* [INSTRUCTIONS FOR THE TASK] Copy out each line featuring the string "predstava" from the entries beneath.

#### WORKING DATA ####

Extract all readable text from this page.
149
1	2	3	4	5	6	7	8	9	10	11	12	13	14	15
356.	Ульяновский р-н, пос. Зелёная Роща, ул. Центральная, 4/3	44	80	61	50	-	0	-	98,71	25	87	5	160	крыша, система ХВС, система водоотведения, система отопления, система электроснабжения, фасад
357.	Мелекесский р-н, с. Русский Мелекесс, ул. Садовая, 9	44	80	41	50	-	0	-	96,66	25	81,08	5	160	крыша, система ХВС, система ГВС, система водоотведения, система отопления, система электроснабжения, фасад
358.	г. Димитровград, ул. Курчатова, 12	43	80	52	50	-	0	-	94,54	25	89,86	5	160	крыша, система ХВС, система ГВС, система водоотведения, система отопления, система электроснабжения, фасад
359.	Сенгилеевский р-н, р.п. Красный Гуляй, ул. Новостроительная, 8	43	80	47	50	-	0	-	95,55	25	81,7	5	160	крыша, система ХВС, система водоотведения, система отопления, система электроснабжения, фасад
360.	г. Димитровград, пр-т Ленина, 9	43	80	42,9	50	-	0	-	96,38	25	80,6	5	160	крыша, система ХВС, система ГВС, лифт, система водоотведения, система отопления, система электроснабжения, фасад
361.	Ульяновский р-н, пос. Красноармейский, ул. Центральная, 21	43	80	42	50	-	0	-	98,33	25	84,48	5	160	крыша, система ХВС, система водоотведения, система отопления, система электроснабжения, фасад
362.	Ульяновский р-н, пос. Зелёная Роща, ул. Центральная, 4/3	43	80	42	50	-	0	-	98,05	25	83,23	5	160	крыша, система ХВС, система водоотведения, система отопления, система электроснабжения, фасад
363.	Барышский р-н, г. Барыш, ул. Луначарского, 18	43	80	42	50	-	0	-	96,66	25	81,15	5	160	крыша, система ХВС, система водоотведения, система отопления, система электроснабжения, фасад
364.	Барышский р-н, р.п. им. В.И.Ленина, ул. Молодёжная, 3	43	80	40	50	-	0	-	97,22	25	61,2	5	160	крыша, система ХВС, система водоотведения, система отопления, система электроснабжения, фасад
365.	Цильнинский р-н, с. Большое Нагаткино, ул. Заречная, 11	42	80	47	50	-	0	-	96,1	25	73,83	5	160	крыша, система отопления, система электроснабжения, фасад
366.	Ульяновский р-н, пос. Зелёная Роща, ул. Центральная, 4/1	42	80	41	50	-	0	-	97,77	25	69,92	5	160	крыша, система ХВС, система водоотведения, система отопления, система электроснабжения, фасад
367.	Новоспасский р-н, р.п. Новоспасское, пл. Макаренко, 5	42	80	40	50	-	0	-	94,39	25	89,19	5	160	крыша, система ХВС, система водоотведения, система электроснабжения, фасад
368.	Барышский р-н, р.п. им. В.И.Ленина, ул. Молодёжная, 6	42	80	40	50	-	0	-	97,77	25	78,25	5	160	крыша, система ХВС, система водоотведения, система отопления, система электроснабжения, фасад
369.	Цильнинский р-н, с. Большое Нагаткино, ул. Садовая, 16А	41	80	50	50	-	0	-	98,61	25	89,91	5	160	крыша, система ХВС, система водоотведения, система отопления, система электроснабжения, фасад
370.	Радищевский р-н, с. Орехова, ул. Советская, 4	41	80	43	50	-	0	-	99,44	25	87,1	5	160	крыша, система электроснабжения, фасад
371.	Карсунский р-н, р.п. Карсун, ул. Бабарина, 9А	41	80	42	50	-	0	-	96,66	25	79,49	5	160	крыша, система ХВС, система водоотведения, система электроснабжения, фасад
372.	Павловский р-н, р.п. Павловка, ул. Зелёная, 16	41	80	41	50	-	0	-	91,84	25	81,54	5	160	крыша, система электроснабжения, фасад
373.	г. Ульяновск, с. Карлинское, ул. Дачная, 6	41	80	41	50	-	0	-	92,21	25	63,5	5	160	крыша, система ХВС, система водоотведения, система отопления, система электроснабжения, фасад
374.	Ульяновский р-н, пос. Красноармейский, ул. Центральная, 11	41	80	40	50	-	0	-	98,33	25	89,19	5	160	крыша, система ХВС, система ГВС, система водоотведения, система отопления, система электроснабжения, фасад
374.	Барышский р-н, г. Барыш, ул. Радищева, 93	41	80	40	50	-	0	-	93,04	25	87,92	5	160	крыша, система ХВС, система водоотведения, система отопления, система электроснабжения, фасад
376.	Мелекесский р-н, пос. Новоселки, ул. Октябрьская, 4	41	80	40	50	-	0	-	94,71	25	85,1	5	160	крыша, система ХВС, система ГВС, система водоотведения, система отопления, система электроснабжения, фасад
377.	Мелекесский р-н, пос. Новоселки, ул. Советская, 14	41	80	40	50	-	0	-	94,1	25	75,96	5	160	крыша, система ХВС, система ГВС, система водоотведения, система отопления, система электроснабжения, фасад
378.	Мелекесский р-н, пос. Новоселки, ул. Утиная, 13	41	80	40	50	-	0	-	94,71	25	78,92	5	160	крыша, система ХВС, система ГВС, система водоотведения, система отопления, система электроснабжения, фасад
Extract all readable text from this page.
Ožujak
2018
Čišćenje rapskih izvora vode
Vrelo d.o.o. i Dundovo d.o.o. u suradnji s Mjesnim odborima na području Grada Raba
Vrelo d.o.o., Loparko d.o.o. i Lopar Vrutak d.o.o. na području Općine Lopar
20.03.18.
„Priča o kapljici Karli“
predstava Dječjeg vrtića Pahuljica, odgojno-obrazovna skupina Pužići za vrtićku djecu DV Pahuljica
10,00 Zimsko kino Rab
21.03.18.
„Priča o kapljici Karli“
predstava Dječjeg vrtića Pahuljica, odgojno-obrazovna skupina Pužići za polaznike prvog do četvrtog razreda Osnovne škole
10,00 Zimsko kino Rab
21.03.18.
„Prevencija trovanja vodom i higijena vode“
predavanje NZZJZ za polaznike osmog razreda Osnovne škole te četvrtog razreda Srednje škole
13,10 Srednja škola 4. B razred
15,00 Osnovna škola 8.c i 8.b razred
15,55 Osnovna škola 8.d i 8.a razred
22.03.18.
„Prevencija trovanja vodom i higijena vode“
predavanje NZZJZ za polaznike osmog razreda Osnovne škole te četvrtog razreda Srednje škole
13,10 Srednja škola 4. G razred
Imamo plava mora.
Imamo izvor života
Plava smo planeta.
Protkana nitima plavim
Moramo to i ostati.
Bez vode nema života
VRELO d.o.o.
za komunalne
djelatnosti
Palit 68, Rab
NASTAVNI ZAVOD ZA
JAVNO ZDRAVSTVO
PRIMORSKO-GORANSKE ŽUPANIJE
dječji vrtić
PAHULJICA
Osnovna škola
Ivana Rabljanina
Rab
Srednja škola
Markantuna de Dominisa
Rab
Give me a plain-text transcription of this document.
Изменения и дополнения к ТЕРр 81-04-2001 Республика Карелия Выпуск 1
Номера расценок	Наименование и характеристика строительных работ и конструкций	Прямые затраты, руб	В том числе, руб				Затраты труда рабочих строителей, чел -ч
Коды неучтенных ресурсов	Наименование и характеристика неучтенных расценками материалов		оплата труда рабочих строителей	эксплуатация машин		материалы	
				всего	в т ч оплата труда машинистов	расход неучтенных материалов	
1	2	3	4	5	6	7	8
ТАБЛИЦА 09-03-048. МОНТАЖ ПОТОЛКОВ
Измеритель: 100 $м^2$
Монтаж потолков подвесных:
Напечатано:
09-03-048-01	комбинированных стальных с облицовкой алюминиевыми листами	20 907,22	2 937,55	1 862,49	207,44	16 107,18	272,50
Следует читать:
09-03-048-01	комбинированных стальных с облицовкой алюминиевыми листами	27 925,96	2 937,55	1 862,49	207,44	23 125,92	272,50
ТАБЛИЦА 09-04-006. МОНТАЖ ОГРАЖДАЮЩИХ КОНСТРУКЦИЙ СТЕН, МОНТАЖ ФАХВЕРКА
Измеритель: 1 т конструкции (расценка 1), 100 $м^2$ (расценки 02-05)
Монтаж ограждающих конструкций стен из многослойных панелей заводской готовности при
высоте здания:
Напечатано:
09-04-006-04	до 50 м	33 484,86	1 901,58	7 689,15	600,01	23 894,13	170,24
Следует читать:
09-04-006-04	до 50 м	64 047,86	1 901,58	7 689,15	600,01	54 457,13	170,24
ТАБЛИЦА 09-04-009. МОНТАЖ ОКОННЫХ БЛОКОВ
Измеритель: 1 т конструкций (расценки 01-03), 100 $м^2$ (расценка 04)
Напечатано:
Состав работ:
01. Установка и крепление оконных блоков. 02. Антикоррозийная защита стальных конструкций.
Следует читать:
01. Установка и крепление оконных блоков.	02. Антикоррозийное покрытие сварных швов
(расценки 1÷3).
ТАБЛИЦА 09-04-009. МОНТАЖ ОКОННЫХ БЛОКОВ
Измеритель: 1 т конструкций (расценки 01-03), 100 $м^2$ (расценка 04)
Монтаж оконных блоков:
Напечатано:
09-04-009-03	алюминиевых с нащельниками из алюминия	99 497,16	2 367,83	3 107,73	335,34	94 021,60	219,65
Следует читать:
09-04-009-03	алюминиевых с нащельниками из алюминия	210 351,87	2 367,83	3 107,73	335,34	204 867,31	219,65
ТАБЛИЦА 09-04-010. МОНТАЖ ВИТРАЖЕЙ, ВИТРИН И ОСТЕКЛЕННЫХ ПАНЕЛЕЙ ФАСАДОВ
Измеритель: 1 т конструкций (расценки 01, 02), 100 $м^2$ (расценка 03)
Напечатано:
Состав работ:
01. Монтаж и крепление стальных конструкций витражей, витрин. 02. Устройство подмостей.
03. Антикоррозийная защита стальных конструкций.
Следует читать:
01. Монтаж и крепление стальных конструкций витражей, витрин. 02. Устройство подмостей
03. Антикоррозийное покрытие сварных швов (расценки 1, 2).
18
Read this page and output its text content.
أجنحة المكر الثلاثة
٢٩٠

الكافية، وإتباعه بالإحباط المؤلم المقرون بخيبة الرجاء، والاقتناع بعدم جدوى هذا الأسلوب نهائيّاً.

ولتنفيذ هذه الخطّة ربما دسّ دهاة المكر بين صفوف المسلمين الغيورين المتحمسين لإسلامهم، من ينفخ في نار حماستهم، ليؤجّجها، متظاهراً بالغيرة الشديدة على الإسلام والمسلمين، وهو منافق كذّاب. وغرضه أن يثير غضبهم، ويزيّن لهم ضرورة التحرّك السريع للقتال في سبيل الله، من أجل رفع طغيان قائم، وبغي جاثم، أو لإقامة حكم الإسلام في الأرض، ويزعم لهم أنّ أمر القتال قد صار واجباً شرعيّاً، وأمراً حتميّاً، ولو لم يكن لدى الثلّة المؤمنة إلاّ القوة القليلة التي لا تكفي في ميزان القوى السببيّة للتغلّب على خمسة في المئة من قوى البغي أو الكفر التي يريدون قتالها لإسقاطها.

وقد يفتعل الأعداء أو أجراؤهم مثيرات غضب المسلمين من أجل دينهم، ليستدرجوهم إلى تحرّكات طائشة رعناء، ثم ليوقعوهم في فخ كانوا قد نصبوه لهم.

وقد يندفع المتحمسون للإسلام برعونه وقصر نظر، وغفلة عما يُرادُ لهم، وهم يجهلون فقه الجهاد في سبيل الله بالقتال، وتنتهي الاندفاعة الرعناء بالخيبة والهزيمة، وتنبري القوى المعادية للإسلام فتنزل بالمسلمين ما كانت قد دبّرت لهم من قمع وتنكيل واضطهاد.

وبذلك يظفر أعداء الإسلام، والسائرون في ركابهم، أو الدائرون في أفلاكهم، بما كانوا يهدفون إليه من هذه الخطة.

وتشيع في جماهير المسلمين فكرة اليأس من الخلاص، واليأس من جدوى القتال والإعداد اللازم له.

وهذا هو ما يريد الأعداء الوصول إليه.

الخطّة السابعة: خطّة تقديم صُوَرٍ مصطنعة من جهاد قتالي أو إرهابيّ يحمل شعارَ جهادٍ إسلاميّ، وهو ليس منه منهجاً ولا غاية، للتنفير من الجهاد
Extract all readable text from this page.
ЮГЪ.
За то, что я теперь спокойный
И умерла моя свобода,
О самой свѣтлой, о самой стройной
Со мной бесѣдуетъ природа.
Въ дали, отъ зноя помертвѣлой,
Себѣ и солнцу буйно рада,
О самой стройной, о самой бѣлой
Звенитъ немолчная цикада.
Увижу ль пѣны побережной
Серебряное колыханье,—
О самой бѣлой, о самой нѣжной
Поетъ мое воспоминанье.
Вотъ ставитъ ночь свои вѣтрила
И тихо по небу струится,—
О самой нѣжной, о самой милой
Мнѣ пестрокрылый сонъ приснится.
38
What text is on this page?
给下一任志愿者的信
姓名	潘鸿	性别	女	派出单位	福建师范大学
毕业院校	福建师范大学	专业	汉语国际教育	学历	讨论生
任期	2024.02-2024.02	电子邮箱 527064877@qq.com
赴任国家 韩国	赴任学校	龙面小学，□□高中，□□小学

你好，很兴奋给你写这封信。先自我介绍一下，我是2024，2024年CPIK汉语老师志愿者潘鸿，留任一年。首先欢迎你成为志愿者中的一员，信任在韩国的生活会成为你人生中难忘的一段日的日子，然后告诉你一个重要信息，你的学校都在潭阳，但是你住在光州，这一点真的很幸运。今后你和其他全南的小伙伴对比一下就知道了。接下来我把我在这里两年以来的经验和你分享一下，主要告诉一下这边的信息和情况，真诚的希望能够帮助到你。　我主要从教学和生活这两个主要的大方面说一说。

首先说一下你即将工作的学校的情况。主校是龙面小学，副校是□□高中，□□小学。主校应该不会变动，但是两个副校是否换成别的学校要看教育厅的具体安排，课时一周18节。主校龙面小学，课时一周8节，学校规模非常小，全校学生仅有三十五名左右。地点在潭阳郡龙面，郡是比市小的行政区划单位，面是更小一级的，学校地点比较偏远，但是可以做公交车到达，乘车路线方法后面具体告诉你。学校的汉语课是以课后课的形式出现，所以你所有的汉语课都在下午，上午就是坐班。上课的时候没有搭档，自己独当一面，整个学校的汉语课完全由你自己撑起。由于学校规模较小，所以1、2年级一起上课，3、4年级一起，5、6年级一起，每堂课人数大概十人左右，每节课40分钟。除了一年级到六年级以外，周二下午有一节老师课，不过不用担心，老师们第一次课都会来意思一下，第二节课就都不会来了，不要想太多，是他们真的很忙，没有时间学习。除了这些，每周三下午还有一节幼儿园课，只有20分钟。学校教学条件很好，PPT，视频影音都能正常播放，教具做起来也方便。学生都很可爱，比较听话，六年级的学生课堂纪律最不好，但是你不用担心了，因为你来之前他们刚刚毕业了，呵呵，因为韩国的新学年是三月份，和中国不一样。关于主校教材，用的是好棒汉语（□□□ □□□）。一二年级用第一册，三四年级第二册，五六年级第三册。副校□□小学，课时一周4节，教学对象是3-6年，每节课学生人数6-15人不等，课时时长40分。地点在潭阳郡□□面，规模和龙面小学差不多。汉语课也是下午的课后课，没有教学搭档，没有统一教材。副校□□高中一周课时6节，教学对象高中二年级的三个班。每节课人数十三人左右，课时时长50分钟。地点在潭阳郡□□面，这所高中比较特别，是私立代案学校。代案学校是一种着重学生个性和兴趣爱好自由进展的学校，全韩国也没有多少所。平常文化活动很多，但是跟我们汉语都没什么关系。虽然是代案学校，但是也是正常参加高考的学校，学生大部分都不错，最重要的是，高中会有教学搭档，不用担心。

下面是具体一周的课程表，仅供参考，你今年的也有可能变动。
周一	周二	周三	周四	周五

####

* [ANSWER TO THIS EXERCISE]
predstava Dječjeg vrtića Pahuljica, odgojno-obrazovna skupina Pužići za vrtićku djecu DV Pahuljica
predstava Dječjeg vrtića Pahuljica, odgojno-obrazovna skupina Pužići za polaznike prvog do četvrtog razreda Osnovne škole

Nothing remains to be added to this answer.